** Begin STORED RECORDS **

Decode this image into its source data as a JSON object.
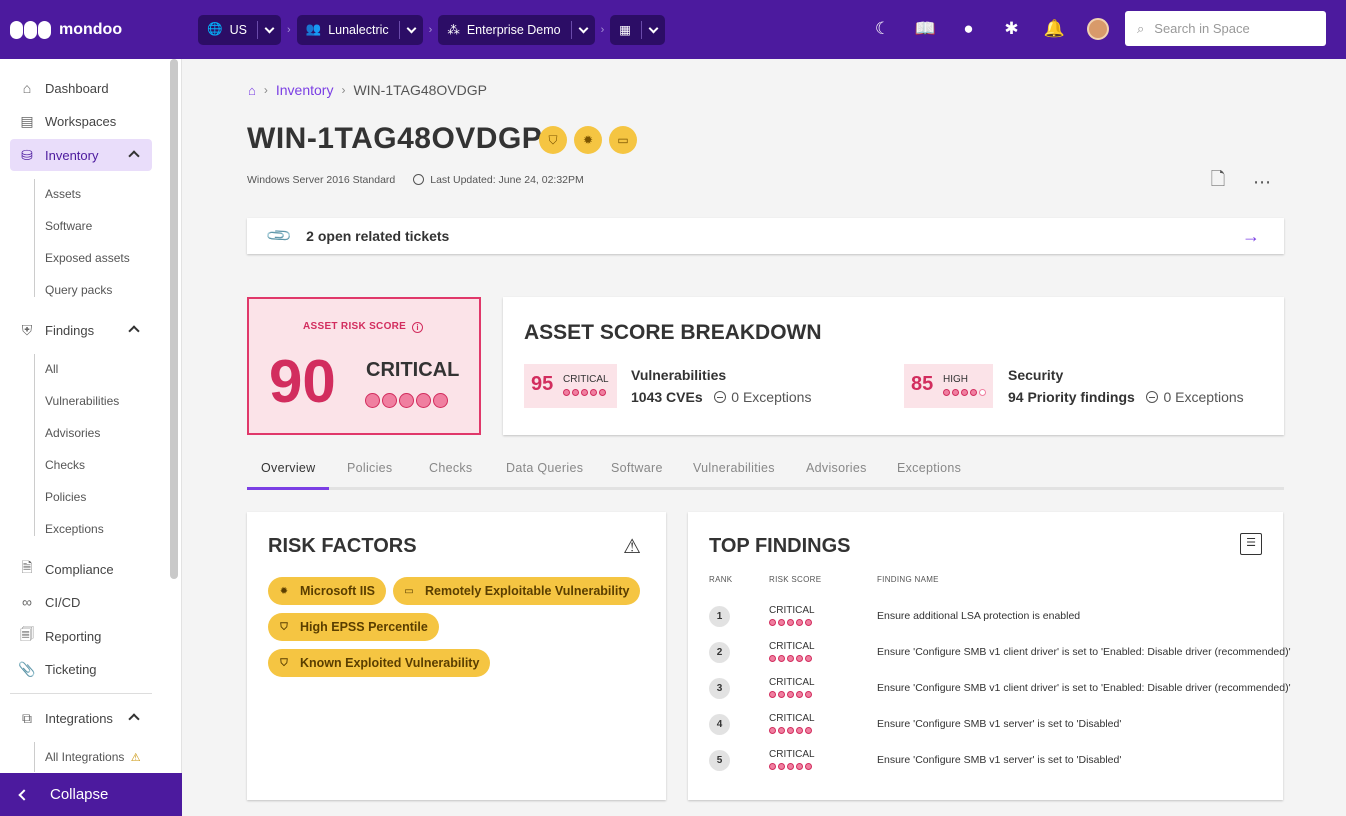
{
  "app": {
    "brand": "mondoo"
  },
  "topbar": {
    "scopes": [
      {
        "label": "US",
        "icon": "globe-icon"
      },
      {
        "label": "Lunalectric",
        "icon": "organization-icon"
      },
      {
        "label": "Enterprise Demo",
        "icon": "space-icon"
      },
      {
        "label": "",
        "icon": "grid-icon"
      }
    ],
    "search_placeholder": "Search in Space"
  },
  "sidebar": {
    "dashboard": "Dashboard",
    "workspaces": "Workspaces",
    "inventory": "Inventory",
    "inventory_items": [
      "Assets",
      "Software",
      "Exposed assets",
      "Query packs"
    ],
    "findings": "Findings",
    "findings_items": [
      "All",
      "Vulnerabilities",
      "Advisories",
      "Checks",
      "Policies",
      "Exceptions"
    ],
    "compliance": "Compliance",
    "cicd": "CI/CD",
    "reporting": "Reporting",
    "ticketing": "Ticketing",
    "integrations": "Integrations",
    "integrations_items": [
      "All Integrations"
    ],
    "collapse": "Collapse"
  },
  "breadcrumb": {
    "parent": "Inventory",
    "current": "WIN-1TAG48OVDGP"
  },
  "asset": {
    "title": "WIN-1TAG48OVDGP",
    "os": "Windows Server 2016 Standard",
    "last_updated": "Last Updated: June 24, 02:32PM"
  },
  "tickets": {
    "label": "2 open related tickets"
  },
  "risk": {
    "label": "ASSET RISK SCORE",
    "score": "90",
    "severity": "CRITICAL",
    "level": 5
  },
  "breakdown": {
    "title": "ASSET SCORE BREAKDOWN",
    "vulnerabilities": {
      "score": "95",
      "severity": "CRITICAL",
      "level": 5,
      "name": "Vulnerabilities",
      "count": "1043 CVEs",
      "exceptions": "0 Exceptions"
    },
    "security": {
      "score": "85",
      "severity": "HIGH",
      "level": 4,
      "name": "Security",
      "count": "94 Priority findings",
      "exceptions": "0 Exceptions"
    }
  },
  "tabs": [
    "Overview",
    "Policies",
    "Checks",
    "Data Queries",
    "Software",
    "Vulnerabilities",
    "Advisories",
    "Exceptions"
  ],
  "risk_factors": {
    "title": "RISK FACTORS",
    "items": [
      "Microsoft IIS",
      "Remotely Exploitable Vulnerability",
      "High EPSS Percentile",
      "Known Exploited Vulnerability"
    ]
  },
  "top_findings": {
    "title": "TOP FINDINGS",
    "columns": [
      "RANK",
      "RISK SCORE",
      "FINDING NAME"
    ],
    "rows": [
      {
        "rank": "1",
        "score": "CRITICAL",
        "name": "Ensure additional LSA protection is enabled"
      },
      {
        "rank": "2",
        "score": "CRITICAL",
        "name": "Ensure 'Configure SMB v1 client driver' is set to 'Enabled: Disable driver (recommended)'"
      },
      {
        "rank": "3",
        "score": "CRITICAL",
        "name": "Ensure 'Configure SMB v1 client driver' is set to 'Enabled: Disable driver (recommended)'"
      },
      {
        "rank": "4",
        "score": "CRITICAL",
        "name": "Ensure 'Configure SMB v1 server' is set to 'Disabled'"
      },
      {
        "rank": "5",
        "score": "CRITICAL",
        "name": "Ensure 'Configure SMB v1 server' is set to 'Disabled'"
      }
    ]
  },
  "colors": {
    "brand": "#4c1a9e",
    "accent": "#7b3fe4",
    "critical": "#d22d5e",
    "warning": "#f5c542"
  }
}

** End STORED RECORDS **

DIRECTION:
Make a verbatim copy of all the entries and strip out the pictures.

RESULT FOR THIS TASK:
Decode this image into its source data as a JSON object.
{
  "app": {
    "brand": "mondoo"
  },
  "topbar": {
    "scopes": [
      {
        "label": "US",
        "icon": "globe-icon"
      },
      {
        "label": "Lunalectric",
        "icon": "organization-icon"
      },
      {
        "label": "Enterprise Demo",
        "icon": "space-icon"
      },
      {
        "label": "",
        "icon": "grid-icon"
      }
    ],
    "search_placeholder": "Search in Space"
  },
  "sidebar": {
    "dashboard": "Dashboard",
    "workspaces": "Workspaces",
    "inventory": "Inventory",
    "inventory_items": [
      "Assets",
      "Software",
      "Exposed assets",
      "Query packs"
    ],
    "findings": "Findings",
    "findings_items": [
      "All",
      "Vulnerabilities",
      "Advisories",
      "Checks",
      "Policies",
      "Exceptions"
    ],
    "compliance": "Compliance",
    "cicd": "CI/CD",
    "reporting": "Reporting",
    "ticketing": "Ticketing",
    "integrations": "Integrations",
    "integrations_items": [
      "All Integrations"
    ],
    "collapse": "Collapse"
  },
  "breadcrumb": {
    "parent": "Inventory",
    "current": "WIN-1TAG48OVDGP"
  },
  "asset": {
    "title": "WIN-1TAG48OVDGP",
    "os": "Windows Server 2016 Standard",
    "last_updated": "Last Updated: June 24, 02:32PM"
  },
  "tickets": {
    "label": "2 open related tickets"
  },
  "risk": {
    "label": "ASSET RISK SCORE",
    "score": "90",
    "severity": "CRITICAL",
    "level": 5
  },
  "breakdown": {
    "title": "ASSET SCORE BREAKDOWN",
    "vulnerabilities": {
      "score": "95",
      "severity": "CRITICAL",
      "level": 5,
      "name": "Vulnerabilities",
      "count": "1043 CVEs",
      "exceptions": "0 Exceptions"
    },
    "security": {
      "score": "85",
      "severity": "HIGH",
      "level": 4,
      "name": "Security",
      "count": "94 Priority findings",
      "exceptions": "0 Exceptions"
    }
  },
  "tabs": [
    "Overview",
    "Policies",
    "Checks",
    "Data Queries",
    "Software",
    "Vulnerabilities",
    "Advisories",
    "Exceptions"
  ],
  "risk_factors": {
    "title": "RISK FACTORS",
    "items": [
      "Microsoft IIS",
      "Remotely Exploitable Vulnerability",
      "High EPSS Percentile",
      "Known Exploited Vulnerability"
    ]
  },
  "top_findings": {
    "title": "TOP FINDINGS",
    "columns": [
      "RANK",
      "RISK SCORE",
      "FINDING NAME"
    ],
    "rows": [
      {
        "rank": "1",
        "score": "CRITICAL",
        "name": "Ensure additional LSA protection is enabled"
      },
      {
        "rank": "2",
        "score": "CRITICAL",
        "name": "Ensure 'Configure SMB v1 client driver' is set to 'Enabled: Disable driver (recommended)'"
      },
      {
        "rank": "3",
        "score": "CRITICAL",
        "name": "Ensure 'Configure SMB v1 client driver' is set to 'Enabled: Disable driver (recommended)'"
      },
      {
        "rank": "4",
        "score": "CRITICAL",
        "name": "Ensure 'Configure SMB v1 server' is set to 'Disabled'"
      },
      {
        "rank": "5",
        "score": "CRITICAL",
        "name": "Ensure 'Configure SMB v1 server' is set to 'Disabled'"
      }
    ]
  },
  "colors": {
    "brand": "#4c1a9e",
    "accent": "#7b3fe4",
    "critical": "#d22d5e",
    "warning": "#f5c542"
  }
}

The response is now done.